Problem ▸ Report every line below that holds the word "reference".

[Some records]

--------

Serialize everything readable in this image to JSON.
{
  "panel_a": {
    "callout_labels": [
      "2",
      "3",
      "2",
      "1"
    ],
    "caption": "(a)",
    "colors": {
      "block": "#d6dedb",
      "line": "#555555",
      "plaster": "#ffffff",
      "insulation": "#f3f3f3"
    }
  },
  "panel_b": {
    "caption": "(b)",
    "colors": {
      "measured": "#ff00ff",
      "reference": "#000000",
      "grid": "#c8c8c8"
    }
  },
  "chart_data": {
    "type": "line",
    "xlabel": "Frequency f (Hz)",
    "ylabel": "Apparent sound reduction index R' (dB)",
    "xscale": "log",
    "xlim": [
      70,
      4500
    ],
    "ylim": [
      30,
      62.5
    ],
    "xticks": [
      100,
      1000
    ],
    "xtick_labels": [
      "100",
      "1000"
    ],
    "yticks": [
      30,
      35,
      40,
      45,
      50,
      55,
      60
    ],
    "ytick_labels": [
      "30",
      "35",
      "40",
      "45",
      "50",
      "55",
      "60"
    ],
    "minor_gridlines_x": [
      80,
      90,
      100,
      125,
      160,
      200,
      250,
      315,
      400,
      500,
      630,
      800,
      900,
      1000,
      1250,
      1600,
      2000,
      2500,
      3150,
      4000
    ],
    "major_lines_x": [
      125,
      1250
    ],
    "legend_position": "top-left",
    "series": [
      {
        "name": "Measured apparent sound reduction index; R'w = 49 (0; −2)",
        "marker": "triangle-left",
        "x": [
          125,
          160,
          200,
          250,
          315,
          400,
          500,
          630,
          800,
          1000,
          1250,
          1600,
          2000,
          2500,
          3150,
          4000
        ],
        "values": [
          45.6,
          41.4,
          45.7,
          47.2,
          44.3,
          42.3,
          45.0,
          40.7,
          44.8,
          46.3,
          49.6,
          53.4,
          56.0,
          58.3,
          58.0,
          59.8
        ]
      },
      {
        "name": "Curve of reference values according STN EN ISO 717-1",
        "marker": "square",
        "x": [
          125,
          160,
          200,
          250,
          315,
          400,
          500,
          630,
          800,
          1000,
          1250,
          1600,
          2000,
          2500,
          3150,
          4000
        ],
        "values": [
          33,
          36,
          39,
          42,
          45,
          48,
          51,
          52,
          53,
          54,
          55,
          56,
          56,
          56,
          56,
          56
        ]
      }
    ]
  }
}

--------

The result ▸
      "reference": "#000000",
        "name": "Curve of reference values according STN EN ISO 717-1",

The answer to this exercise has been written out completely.